Richieste:
1 - Secondo il brano sul paesaggio, dove si trovano oggi gli acquerelli di Franz Roesler dedicati a "Roma sparita"?
2 - Ripeti senza modifiche la parte del brano sul paesaggio che comincia con le parole "Dal sentimento dell’Ottocento al graffitiamo metropolitano." e termina dopo "non trova riscatto.".

Estratto del testo:
◆ ◆ ◆ ◆ ◆ ◆ ◆

Dal sentimento dell’Ottocento al graffitiamo metropolitano. IL PAESAGGIO LEGATO ALL’EVOLUZIONE DEI TEMPI
Dal sentimento dell’Ottocento al graffitiamo
metropolitano.
IL PAESAGGIO
LEGATO ALL’EVOLUZIONE DEI TEMPI
Anche quando, come
nell'opera di Renato Guttuso "Nuvole a Palermo", l'elemento umano
sembra escluso dal paesaggio, - una geometria cittadina su cui, in un cielo
arioso e crepuscolare, incombono nuvole scure, gravide di presagi - lo spazio
della tela diventa centro e periferia di una vicenda umana, complessa, senza
tempo, segnata quasi da una predestinazione irrinunciabile e da una virile
malinconia esistenziale che non trova riscatto.
Nell'Ottocento
in Italia trionfano le scuole locali, il sentimento, le tradizioni storiche e
religiose. Il francese Corot, con la "Veduta del Colosseo" e la
veduta di "Olevano Romano", dà le più belle, significative e pacate
interpretazioni di Roma. Bartolomeo Pinelli (Roma 1781 – 1835), incisore,
pittore e scultore, invece, traduce il realismo romantico della poesia del
Belli in scene popolari in cui recupera le rovine come teatro di vita, di
memorie e di usanze quotidiane, liberando la sua visione della realtà da ogni
residuo intellettualismo. Nelle sue famose stampe ritrae paesaggi urbani, agresti e aspetti della vita
popolare romana con un segno incisivo e dinamico.
Franz Roesler
con la sua serie di acquerelli dedicati a "Roma sparita " (oggi al
Museo cittadino di Palazzo Braschi), mentre fissa con semplicità, ma anche con
la puntigliosità e il bisogno di verità di un documento, il volto di una città
che gradualmente va scomparendo, poiché i nuovi piani regolatori cercano di
adattare le vecchie vie della Roma papale alle necessità di una moderna
capitale, segna anche il passaggio al clima arroventato del Novecento, che vede
l'aereopittura dei futuristi Tato e Prampolini con visioni cosmiche ed astratte
- sul tipo di "Urbanismi obliqui" e "Sorvolando Sabaudia "

◆ ◆ ◆ ◆ ◆ ◆ ◆

Dati archiviati:

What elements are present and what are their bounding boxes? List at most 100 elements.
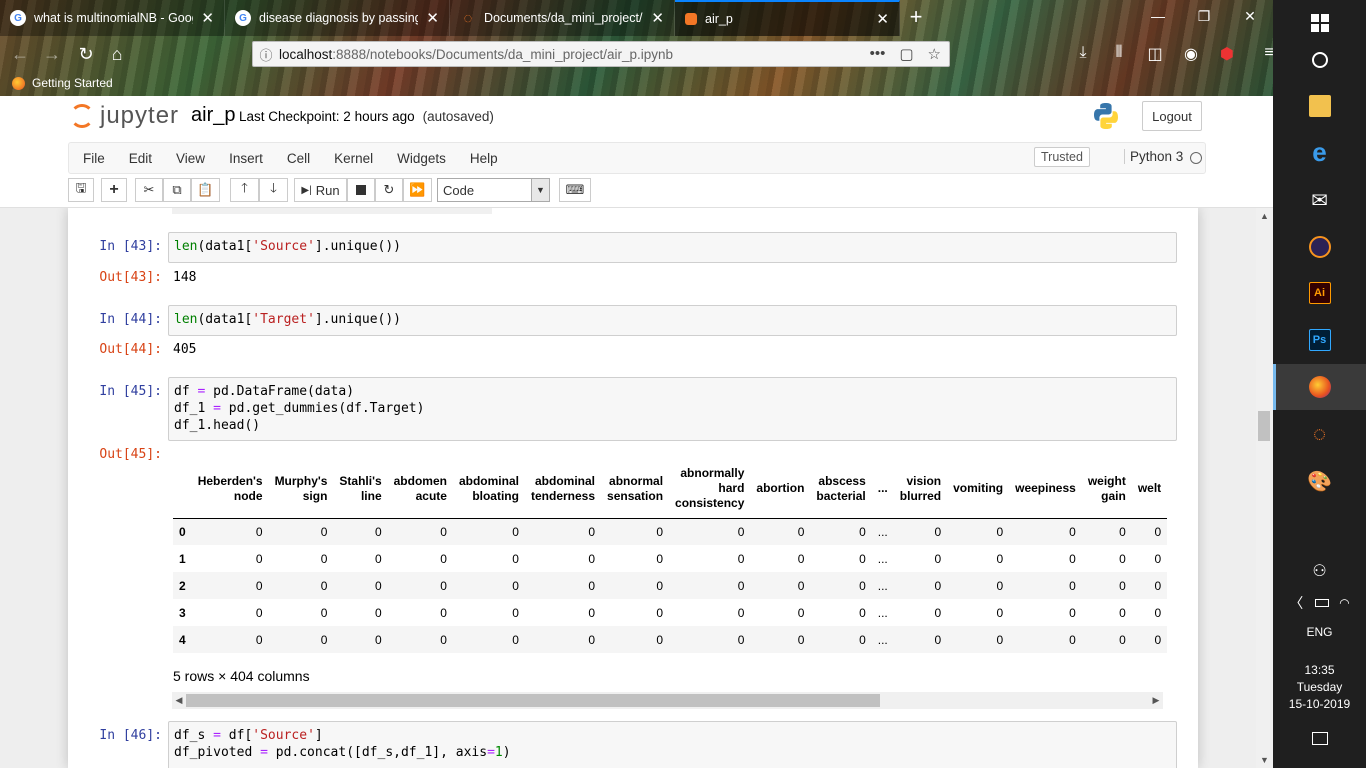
reload-icon[interactable]: ↻ [74,42,98,66]
column-header-text: weight [1087,473,1126,488]
info-icon[interactable]: ⓘ [253,45,279,64]
forward-icon[interactable]: → [40,42,64,66]
input-prompt: In [44]: [99,312,162,327]
browser-tab-air-p[interactable]: air_p ✕ [675,0,900,36]
menu-edit[interactable]: Edit [129,151,152,166]
code-cell-44[interactable]: len(data1['Target'].unique()) [168,305,1177,336]
chevron-left-icon[interactable]: 〈 [1289,593,1303,613]
column-header-text: bloating [472,488,519,503]
clock-day[interactable]: Tuesday [1273,680,1366,694]
bookmark-star-icon[interactable]: ☆ [928,45,941,63]
menu-help[interactable]: Help [470,151,498,166]
restore-icon[interactable]: ❐ [1181,0,1227,32]
code-cell-45[interactable]: df = pd.DataFrame(data) df_1 = pd.get_du… [168,377,1177,441]
menu-kernel[interactable]: Kernel [334,151,373,166]
table-cell: 0 [737,524,745,539]
cortana-icon[interactable] [1273,37,1366,83]
paint-icon[interactable]: 🎨 [1273,458,1366,504]
restart-run-all-button[interactable]: ⏩ [403,178,432,202]
sidebar-icon[interactable]: ◫ [1144,44,1166,64]
move-up-button[interactable]: 🡑 [230,178,259,202]
action-center-icon[interactable] [1273,715,1366,761]
page-actions-icon[interactable]: ••• [870,45,886,63]
column-header-text: abscess [818,473,866,488]
language-indicator[interactable]: ENG [1273,625,1366,639]
close-tab-icon[interactable]: ✕ [201,9,214,27]
table-cell: 0 [512,551,519,566]
extension-icon[interactable]: ⬢ [1216,44,1238,64]
column-header: Heberden's node [191,460,269,519]
home-icon[interactable]: ⌂ [105,42,129,66]
run-button[interactable]: ▶| Run [294,178,347,202]
edge-icon[interactable]: e [1273,129,1366,175]
logout-button[interactable]: Logout [1142,101,1202,131]
copy-button[interactable]: ⧉ [163,178,191,202]
download-icon[interactable]: ⤓ [1072,44,1094,64]
illustrator-icon[interactable]: Ai [1273,270,1366,316]
paste-button[interactable]: 📋 [191,178,220,202]
menu-file[interactable]: File [83,151,105,166]
scroll-down-icon[interactable]: ▼ [1256,752,1273,768]
fast-forward-icon: ⏩ [409,182,426,197]
table-row: 4 0 0 0 0 0 0 0 0 0 0... 0 0 0 0 0 [173,626,1168,653]
previous-output [172,208,492,214]
column-header-text: abdominal [535,473,596,488]
menu-view[interactable]: View [176,151,205,166]
back-icon[interactable]: ← [8,42,32,66]
code-cell-46[interactable]: df_s = df['Source'] df_pivoted = pd.conc… [168,721,1177,768]
cut-button[interactable]: ✂ [135,178,163,202]
column-header: abdomen acute [387,460,453,519]
eclipse-icon[interactable] [1273,224,1366,270]
menu-icon[interactable]: ≡ [1258,44,1280,64]
horizontal-scrollbar[interactable]: ◀ ▶ [172,692,1163,709]
firefox-taskbar-icon[interactable] [1273,364,1366,410]
account-icon[interactable]: ◉ [1180,44,1202,64]
vertical-scrollbar[interactable]: ▲ ▼ [1256,208,1273,768]
clock-date[interactable]: 15-10-2019 [1273,697,1366,711]
clock-time[interactable]: 13:35 [1273,663,1366,677]
wifi-icon[interactable]: ◠ [1339,596,1349,610]
menu-cell[interactable]: Cell [287,151,310,166]
battery-icon[interactable] [1315,599,1330,607]
jupyter-taskbar-icon[interactable]: ◌ [1273,411,1366,457]
close-tab-icon[interactable]: ✕ [426,9,439,27]
close-window-icon[interactable]: ✕ [1227,0,1273,32]
notebook-name[interactable]: air_p [191,104,235,127]
close-tab-icon[interactable]: ✕ [651,9,664,27]
menu-widgets[interactable]: Widgets [397,151,446,166]
browser-tab-google-search[interactable]: G what is multinomialNB - Google Search … [0,0,225,36]
photoshop-icon[interactable]: Ps [1273,317,1366,363]
close-tab-icon[interactable]: ✕ [876,10,889,28]
url-bar[interactable]: ⓘ localhost:8888/notebooks/Documents/da_… [252,41,950,67]
minimize-icon[interactable]: — [1135,0,1181,32]
jupyter-logo[interactable]: jupyter [70,102,179,130]
table-cell: 0 [440,578,447,593]
trusted-indicator[interactable]: Trusted [1034,147,1090,167]
save-button[interactable]: 🖫 [68,178,94,202]
interrupt-button[interactable] [347,178,375,202]
bookmark-getting-started[interactable]: Getting Started [12,76,113,90]
file-explorer-icon[interactable] [1273,83,1366,129]
code-cell-43[interactable]: len(data1['Source'].unique()) [168,232,1177,263]
scroll-right-icon[interactable]: ▶ [1149,692,1163,709]
move-down-button[interactable]: 🡓 [259,178,288,202]
column-header-text: vomiting [953,481,1004,496]
scroll-thumb[interactable] [1258,411,1270,441]
browser-tab-documents[interactable]: ◌ Documents/da_mini_project/ ✕ [450,0,675,36]
scroll-thumb[interactable] [186,694,880,707]
scroll-left-icon[interactable]: ◀ [172,692,186,709]
new-tab-icon[interactable]: + [903,4,929,30]
mail-icon[interactable]: ✉ [1273,177,1366,223]
command-palette-button[interactable]: ⌨ [559,178,591,202]
pocket-icon[interactable]: ▢ [899,45,913,63]
insert-cell-button[interactable]: + [101,178,127,202]
restart-kernel-button[interactable]: ↻ [375,178,403,202]
tab-title: air_p [705,12,733,26]
cell-type-select[interactable]: Code ▼ [437,178,550,202]
library-icon[interactable]: ⫴ [1108,44,1130,64]
browser-tab-disease-diagnosis[interactable]: G disease diagnosis by passing symptoms … [225,0,450,36]
run-label: Run [315,182,340,198]
menu-insert[interactable]: Insert [229,151,263,166]
scroll-up-icon[interactable]: ▲ [1256,208,1273,224]
table-cell: 0 [934,605,942,620]
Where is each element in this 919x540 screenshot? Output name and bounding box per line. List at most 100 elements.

◆ ◆ ◆ ◆ ◆ ◆ ◆

Risposte svolte:
1 - Al Museo cittadino di Palazzo Braschi.

2 -
Dal sentimento dell’Ottocento al graffitiamo metropolitano. IL PAESAGGIO LEGATO ALL’EVOLUZIONE DEI TEMPI
Dal sentimento dell’Ottocento al graffitiamo
metropolitano.
IL PAESAGGIO
LEGATO ALL’EVOLUZIONE DEI TEMPI
Anche quando, come
nell'opera di Renato Guttuso "Nuvole a Palermo", l'elemento umano
sembra escluso dal paesaggio, - una geometria cittadina su cui, in un cielo
arioso e crepuscolare, incombono nuvole scure, gravide di presagi - lo spazio
della tela diventa centro e periferia di una vicenda umana, complessa, senza
tempo, segnata quasi da una predestinazione irrinunciabile e da una virile
malinconia esistenziale che non trova riscatto.